/---
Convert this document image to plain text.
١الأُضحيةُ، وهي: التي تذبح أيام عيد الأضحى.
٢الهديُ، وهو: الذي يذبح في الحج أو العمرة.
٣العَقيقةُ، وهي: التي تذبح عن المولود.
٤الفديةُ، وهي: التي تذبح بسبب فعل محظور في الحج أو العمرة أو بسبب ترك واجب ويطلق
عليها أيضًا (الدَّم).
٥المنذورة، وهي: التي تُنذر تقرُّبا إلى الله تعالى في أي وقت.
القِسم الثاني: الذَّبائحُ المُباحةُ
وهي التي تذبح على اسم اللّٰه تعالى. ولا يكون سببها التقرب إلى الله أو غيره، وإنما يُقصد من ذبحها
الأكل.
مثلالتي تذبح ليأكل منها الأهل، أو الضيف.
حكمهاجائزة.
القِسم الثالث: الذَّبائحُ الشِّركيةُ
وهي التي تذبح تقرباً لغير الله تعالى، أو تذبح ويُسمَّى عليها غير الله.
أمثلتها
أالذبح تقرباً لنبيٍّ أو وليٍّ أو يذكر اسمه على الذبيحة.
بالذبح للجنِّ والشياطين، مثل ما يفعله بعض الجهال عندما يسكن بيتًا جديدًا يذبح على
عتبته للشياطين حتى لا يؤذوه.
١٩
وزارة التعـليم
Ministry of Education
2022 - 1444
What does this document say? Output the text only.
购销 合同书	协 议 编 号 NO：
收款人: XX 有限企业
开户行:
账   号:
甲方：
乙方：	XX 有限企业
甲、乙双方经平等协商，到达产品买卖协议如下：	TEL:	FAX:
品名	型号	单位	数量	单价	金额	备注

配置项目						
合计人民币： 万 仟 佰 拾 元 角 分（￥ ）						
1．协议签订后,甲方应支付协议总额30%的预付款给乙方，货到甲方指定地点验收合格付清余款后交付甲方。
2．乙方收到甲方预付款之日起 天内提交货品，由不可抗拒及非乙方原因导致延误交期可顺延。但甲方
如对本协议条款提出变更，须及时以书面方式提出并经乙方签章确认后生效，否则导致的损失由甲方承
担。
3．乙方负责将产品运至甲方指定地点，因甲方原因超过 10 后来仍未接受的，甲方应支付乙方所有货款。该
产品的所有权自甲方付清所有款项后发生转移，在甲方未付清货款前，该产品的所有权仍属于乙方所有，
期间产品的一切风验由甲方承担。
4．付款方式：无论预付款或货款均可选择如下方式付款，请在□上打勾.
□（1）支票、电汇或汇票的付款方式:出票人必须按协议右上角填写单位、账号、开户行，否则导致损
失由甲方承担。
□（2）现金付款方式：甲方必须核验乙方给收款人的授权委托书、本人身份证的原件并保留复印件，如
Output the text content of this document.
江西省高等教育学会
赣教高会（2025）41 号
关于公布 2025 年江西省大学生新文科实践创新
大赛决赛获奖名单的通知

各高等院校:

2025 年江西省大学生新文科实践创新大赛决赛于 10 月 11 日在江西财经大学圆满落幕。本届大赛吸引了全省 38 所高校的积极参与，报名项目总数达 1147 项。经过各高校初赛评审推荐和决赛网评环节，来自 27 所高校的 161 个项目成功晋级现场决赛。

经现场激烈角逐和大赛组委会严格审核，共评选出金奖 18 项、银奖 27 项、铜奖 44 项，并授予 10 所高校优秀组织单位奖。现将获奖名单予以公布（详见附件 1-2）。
\---
To do => Print all of the entries again, exactly as written.

Written solution =>
Convert this document image to plain text.
١الأُضحيةُ، وهي: التي تذبح أيام عيد الأضحى.
٢الهديُ، وهو: الذي يذبح في الحج أو العمرة.
٣العَقيقةُ، وهي: التي تذبح عن المولود.
٤الفديةُ، وهي: التي تذبح بسبب فعل محظور في الحج أو العمرة أو بسبب ترك واجب ويطلق
عليها أيضًا (الدَّم).
٥المنذورة، وهي: التي تُنذر تقرُّبا إلى الله تعالى في أي وقت.
القِسم الثاني: الذَّبائحُ المُباحةُ
وهي التي تذبح على اسم اللّٰه تعالى. ولا يكون سببها التقرب إلى الله أو غيره، وإنما يُقصد من ذبحها
الأكل.
مثلالتي تذبح ليأكل منها الأهل، أو الضيف.
حكمهاجائزة.
القِسم الثالث: الذَّبائحُ الشِّركيةُ
وهي التي تذبح تقرباً لغير الله تعالى، أو تذبح ويُسمَّى عليها غير الله.
أمثلتها
أالذبح تقرباً لنبيٍّ أو وليٍّ أو يذكر اسمه على الذبيحة.
بالذبح للجنِّ والشياطين، مثل ما يفعله بعض الجهال عندما يسكن بيتًا جديدًا يذبح على
عتبته للشياطين حتى لا يؤذوه.
١٩
وزارة التعـليم
Ministry of Education
2022 - 1444
What does this document say? Output the text only.
购销 合同书	协 议 编 号 NO：
收款人: XX 有限企业
开户行:
账   号:
甲方：
乙方：	XX 有限企业
甲、乙双方经平等协商，到达产品买卖协议如下：	TEL:	FAX:
品名	型号	单位	数量	单价	金额	备注

配置项目						
合计人民币： 万 仟 佰 拾 元 角 分（￥ ）						
1．协议签订后,甲方应支付协议总额30%的预付款给乙方，货到甲方指定地点验收合格付清余款后交付甲方。
2．乙方收到甲方预付款之日起 天内提交货品，由不可抗拒及非乙方原因导致延误交期可顺延。但甲方
如对本协议条款提出变更，须及时以书面方式提出并经乙方签章确认后生效，否则导致的损失由甲方承
担。
3．乙方负责将产品运至甲方指定地点，因甲方原因超过 10 后来仍未接受的，甲方应支付乙方所有货款。该
产品的所有权自甲方付清所有款项后发生转移，在甲方未付清货款前，该产品的所有权仍属于乙方所有，
期间产品的一切风验由甲方承担。
4．付款方式：无论预付款或货款均可选择如下方式付款，请在□上打勾.
□（1）支票、电汇或汇票的付款方式:出票人必须按协议右上角填写单位、账号、开户行，否则导致损
失由甲方承担。
□（2）现金付款方式：甲方必须核验乙方给收款人的授权委托书、本人身份证的原件并保留复印件，如
Output the text content of this document.
江西省高等教育学会
赣教高会（2025）41 号
关于公布 2025 年江西省大学生新文科实践创新
大赛决赛获奖名单的通知

各高等院校:

2025 年江西省大学生新文科实践创新大赛决赛于 10 月 11 日在江西财经大学圆满落幕。本届大赛吸引了全省 38 所高校的积极参与，报名项目总数达 1147 项。经过各高校初赛评审推荐和决赛网评环节，来自 27 所高校的 161 个项目成功晋级现场决赛。

经现场激烈角逐和大赛组委会严格审核，共评选出金奖 18 项、银奖 27 项、铜奖 44 项，并授予 10 所高校优秀组织单位奖。现将获奖名单予以公布（详见附件 1-2）。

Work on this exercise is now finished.